> [Given exercise] In the entries below, find the lines with the word "PatCor" and copy them.

> [Dataset rows about figures]

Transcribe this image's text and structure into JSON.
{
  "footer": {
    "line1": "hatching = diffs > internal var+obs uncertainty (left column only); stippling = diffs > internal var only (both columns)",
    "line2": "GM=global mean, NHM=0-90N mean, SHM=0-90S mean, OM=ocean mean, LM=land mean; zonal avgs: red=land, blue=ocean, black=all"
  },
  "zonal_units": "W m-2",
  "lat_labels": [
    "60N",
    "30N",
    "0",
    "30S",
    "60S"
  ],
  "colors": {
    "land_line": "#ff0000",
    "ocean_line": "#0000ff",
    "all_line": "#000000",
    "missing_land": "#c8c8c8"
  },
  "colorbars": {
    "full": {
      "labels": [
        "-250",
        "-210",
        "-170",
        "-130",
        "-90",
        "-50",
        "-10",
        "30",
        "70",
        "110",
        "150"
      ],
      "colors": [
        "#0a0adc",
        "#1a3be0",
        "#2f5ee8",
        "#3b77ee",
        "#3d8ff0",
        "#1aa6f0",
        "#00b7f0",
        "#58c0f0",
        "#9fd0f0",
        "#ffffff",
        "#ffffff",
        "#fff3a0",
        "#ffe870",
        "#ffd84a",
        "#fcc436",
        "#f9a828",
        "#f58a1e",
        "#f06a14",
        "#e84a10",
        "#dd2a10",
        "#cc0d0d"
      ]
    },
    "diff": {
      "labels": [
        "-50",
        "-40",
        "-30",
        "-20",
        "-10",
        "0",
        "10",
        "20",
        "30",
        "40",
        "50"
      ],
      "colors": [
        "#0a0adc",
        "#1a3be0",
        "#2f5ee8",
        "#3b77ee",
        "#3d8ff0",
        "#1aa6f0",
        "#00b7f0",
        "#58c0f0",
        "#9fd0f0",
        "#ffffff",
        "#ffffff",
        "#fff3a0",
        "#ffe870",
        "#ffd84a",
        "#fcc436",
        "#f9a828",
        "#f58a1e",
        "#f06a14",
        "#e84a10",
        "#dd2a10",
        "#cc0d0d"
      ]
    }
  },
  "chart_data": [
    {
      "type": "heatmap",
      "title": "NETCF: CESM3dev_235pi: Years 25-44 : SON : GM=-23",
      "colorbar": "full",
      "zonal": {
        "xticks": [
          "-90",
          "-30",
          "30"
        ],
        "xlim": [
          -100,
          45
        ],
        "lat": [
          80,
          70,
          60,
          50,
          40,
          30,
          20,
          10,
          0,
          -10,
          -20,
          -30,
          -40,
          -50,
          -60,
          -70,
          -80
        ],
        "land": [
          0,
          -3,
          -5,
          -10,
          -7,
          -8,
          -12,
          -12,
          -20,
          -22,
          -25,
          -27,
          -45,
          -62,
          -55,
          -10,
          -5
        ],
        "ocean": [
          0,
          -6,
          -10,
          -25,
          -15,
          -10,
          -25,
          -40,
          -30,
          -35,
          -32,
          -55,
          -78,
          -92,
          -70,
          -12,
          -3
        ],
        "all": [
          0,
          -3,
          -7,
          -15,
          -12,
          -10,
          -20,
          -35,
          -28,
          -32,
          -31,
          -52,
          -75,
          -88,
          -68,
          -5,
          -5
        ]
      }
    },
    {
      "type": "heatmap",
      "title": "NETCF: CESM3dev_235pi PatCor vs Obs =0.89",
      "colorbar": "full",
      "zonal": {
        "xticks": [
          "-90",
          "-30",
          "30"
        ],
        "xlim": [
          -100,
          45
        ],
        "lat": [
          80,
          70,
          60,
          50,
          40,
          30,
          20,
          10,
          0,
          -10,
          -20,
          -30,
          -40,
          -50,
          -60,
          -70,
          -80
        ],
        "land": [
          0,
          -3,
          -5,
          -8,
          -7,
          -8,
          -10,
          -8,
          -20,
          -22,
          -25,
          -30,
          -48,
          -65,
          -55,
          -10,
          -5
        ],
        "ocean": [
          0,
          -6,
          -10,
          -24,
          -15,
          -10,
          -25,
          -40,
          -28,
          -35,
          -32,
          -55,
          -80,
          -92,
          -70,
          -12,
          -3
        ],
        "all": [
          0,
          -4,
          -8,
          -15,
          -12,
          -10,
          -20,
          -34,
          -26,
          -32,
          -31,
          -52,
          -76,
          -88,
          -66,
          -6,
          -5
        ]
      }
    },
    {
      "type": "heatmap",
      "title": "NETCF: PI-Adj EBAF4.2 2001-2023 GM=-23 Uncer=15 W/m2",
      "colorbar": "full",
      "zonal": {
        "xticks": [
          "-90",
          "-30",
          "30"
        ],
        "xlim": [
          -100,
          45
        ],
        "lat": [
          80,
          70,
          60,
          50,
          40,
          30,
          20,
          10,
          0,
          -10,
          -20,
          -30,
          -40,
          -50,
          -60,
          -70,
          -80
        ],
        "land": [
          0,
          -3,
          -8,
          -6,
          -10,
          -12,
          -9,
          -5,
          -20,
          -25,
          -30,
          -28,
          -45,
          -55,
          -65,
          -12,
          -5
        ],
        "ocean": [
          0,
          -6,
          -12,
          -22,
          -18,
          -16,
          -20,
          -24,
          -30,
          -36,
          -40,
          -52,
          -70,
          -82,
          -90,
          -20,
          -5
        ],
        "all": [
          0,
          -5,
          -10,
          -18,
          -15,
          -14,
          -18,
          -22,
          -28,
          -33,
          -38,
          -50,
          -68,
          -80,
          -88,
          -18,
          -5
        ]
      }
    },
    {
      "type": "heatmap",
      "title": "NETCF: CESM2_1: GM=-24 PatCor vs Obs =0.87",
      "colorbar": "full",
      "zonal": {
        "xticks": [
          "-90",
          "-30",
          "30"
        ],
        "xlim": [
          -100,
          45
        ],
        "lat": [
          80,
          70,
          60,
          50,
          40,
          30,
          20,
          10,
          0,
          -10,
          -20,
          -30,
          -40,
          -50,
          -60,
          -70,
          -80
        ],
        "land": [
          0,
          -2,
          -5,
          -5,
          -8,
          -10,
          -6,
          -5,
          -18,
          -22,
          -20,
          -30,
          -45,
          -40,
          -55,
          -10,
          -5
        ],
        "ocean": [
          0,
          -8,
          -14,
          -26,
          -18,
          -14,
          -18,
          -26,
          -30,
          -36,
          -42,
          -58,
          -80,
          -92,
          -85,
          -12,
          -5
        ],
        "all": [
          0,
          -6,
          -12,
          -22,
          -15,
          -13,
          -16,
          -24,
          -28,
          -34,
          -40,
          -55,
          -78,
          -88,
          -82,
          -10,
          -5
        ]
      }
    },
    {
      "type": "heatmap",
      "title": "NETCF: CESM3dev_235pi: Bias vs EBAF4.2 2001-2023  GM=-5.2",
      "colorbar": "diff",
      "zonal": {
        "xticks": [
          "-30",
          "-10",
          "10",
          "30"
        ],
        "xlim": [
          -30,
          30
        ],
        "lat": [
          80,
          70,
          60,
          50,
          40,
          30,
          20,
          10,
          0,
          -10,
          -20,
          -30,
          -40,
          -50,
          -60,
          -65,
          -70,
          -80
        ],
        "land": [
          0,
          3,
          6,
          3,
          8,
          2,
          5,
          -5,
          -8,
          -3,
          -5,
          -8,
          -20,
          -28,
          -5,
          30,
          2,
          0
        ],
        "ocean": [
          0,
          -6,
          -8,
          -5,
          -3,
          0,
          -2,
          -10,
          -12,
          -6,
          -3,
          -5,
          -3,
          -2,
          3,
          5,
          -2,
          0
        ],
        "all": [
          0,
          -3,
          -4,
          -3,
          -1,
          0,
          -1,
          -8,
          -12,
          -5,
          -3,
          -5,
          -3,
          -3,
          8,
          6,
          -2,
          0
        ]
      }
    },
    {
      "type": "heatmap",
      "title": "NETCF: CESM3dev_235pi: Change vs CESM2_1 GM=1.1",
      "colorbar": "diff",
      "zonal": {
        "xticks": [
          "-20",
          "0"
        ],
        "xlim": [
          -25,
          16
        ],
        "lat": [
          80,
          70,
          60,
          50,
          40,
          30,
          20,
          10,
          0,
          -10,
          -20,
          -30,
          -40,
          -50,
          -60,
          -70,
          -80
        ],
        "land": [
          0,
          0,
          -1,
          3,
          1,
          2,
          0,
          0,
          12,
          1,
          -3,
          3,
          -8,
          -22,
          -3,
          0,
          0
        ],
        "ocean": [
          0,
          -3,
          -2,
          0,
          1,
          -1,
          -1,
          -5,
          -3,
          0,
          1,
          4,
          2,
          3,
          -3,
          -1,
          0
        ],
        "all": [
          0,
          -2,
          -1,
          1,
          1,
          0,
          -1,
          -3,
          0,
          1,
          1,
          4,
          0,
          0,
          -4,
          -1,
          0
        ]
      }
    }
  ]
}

> [Response to the exercise]
      "title": "NETCF: CESM3dev_235pi PatCor vs Obs =0.89",
      "title": "NETCF: CESM2_1: GM=-24 PatCor vs Obs =0.87",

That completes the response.